PROBLEM TO SOLVE:
Search the material for the string "Образование", then report how many lines hold it, with no other text.

GIVEN RECORDS:
+-------+
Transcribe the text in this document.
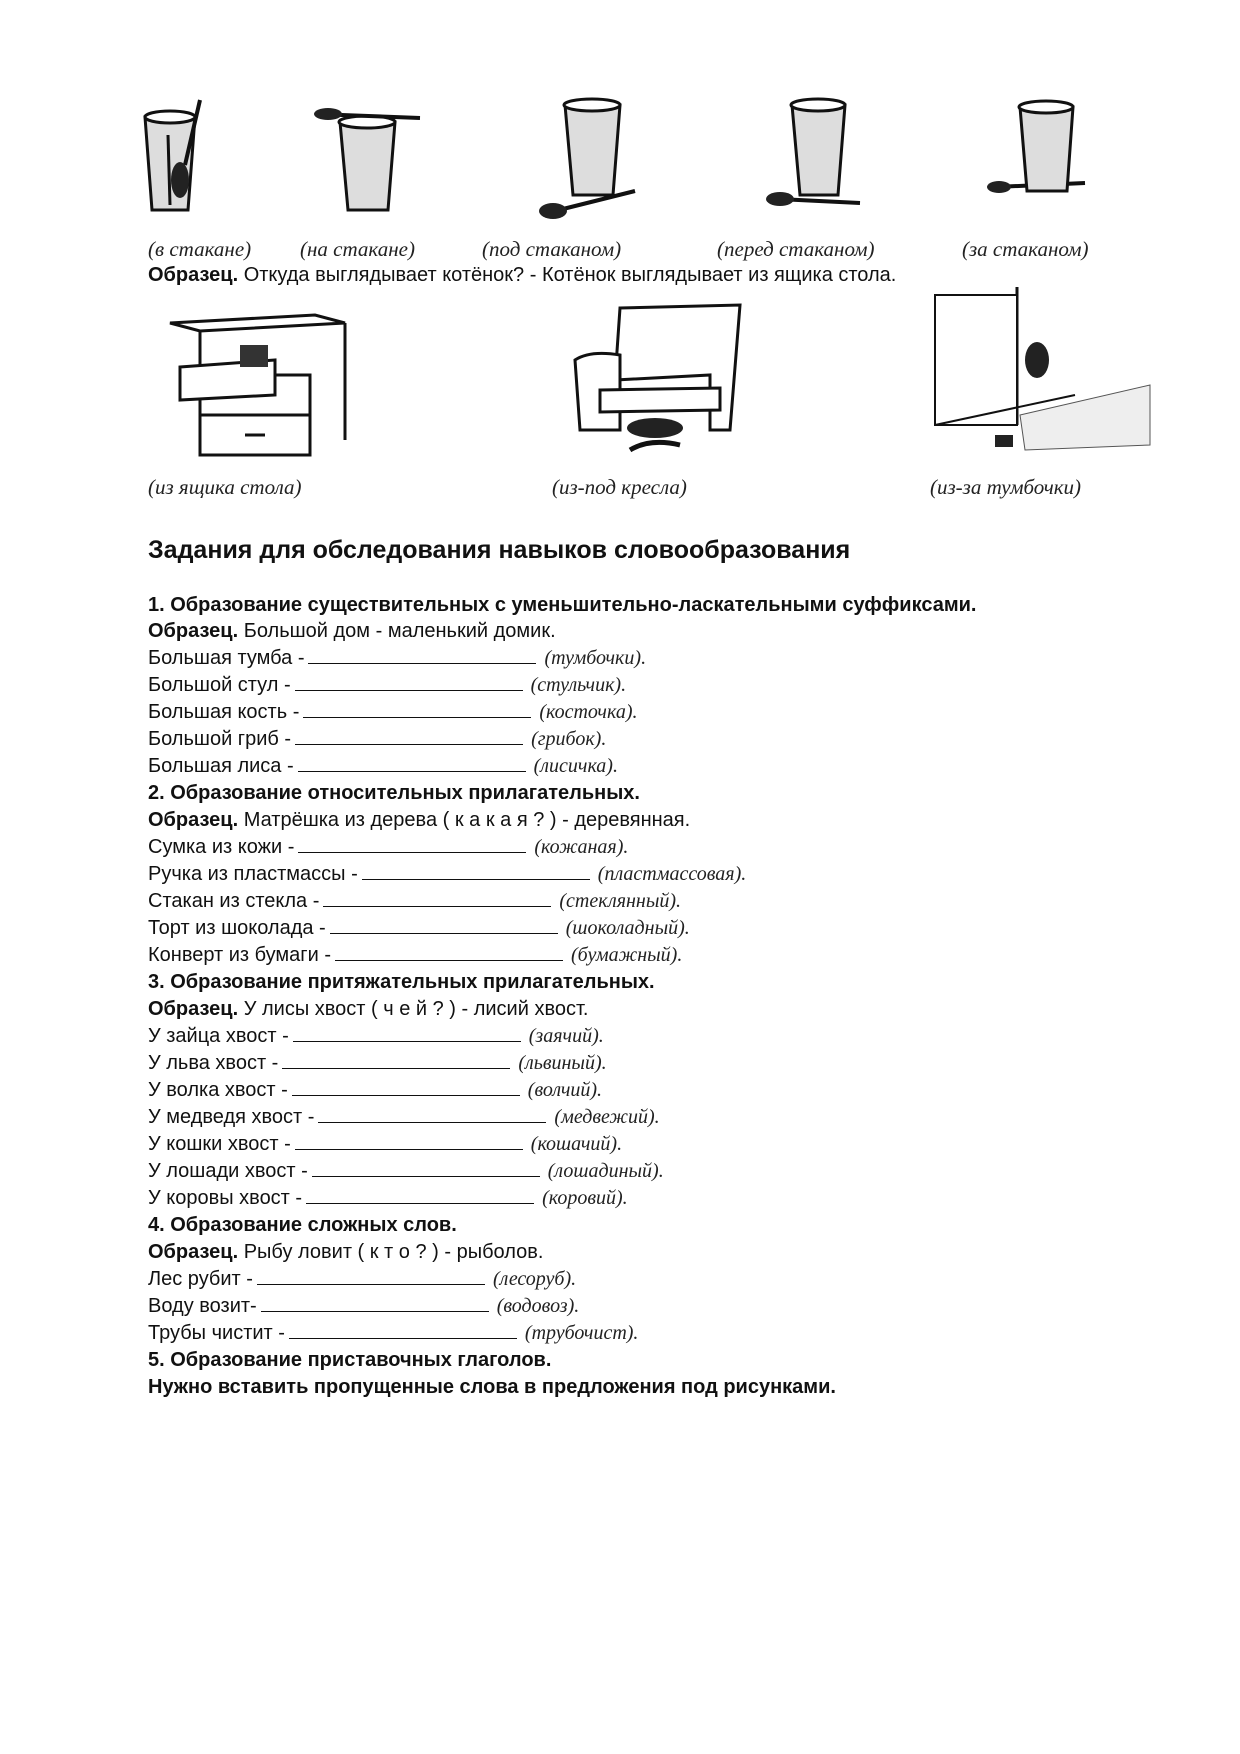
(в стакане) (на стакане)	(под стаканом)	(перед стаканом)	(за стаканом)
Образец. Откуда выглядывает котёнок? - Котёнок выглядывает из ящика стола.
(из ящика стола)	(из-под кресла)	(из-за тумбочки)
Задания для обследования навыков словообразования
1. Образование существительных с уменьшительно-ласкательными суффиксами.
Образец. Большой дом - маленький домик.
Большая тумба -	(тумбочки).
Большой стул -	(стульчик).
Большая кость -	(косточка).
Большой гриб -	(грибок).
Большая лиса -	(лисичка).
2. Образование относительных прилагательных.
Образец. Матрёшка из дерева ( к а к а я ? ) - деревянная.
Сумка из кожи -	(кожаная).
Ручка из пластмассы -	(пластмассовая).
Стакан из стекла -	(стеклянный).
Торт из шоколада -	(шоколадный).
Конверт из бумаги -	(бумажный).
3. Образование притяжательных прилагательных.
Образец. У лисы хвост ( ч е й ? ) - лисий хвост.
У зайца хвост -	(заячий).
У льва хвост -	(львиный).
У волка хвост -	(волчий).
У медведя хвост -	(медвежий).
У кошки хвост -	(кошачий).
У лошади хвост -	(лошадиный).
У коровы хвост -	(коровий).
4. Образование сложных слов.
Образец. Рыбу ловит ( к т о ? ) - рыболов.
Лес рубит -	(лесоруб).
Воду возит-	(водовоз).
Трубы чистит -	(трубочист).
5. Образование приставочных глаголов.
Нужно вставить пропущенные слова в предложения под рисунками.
+-------+
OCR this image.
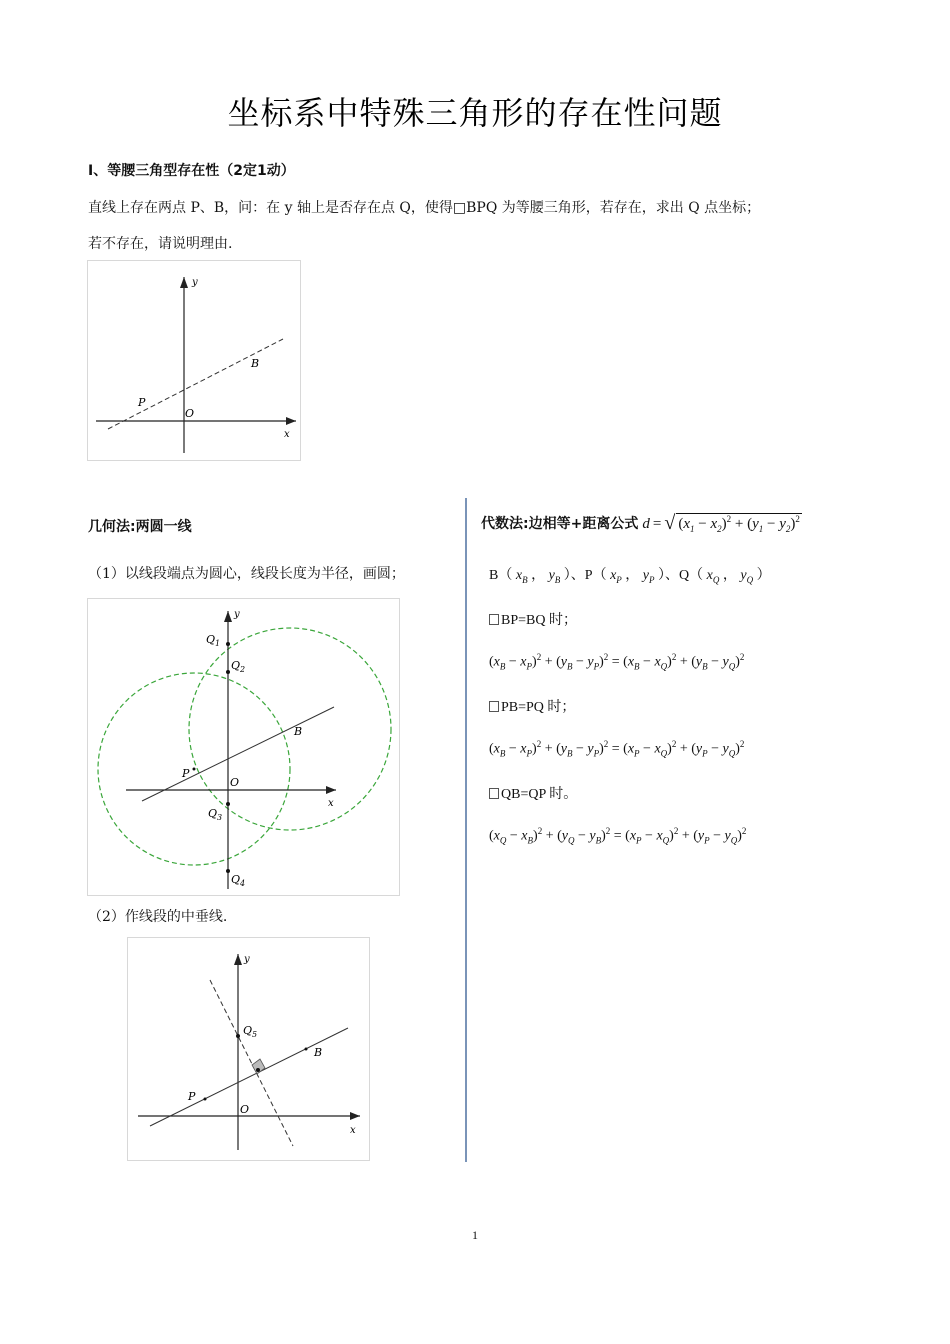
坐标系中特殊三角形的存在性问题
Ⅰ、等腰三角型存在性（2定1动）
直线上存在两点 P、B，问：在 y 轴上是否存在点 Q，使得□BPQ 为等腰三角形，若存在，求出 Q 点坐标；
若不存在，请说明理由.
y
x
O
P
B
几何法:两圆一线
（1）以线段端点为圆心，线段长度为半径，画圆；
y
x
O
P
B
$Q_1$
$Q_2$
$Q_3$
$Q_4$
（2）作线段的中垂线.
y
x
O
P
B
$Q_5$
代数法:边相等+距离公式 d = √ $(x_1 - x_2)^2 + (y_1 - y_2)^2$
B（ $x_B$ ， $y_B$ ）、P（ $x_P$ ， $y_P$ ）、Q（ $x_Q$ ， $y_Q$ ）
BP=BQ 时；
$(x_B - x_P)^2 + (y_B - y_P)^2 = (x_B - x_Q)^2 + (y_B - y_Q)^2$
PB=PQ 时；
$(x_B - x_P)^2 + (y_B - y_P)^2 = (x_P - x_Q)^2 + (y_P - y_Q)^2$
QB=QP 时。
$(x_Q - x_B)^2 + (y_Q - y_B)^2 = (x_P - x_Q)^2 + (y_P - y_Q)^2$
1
+-------+
EXPECTED OUTPUT:
5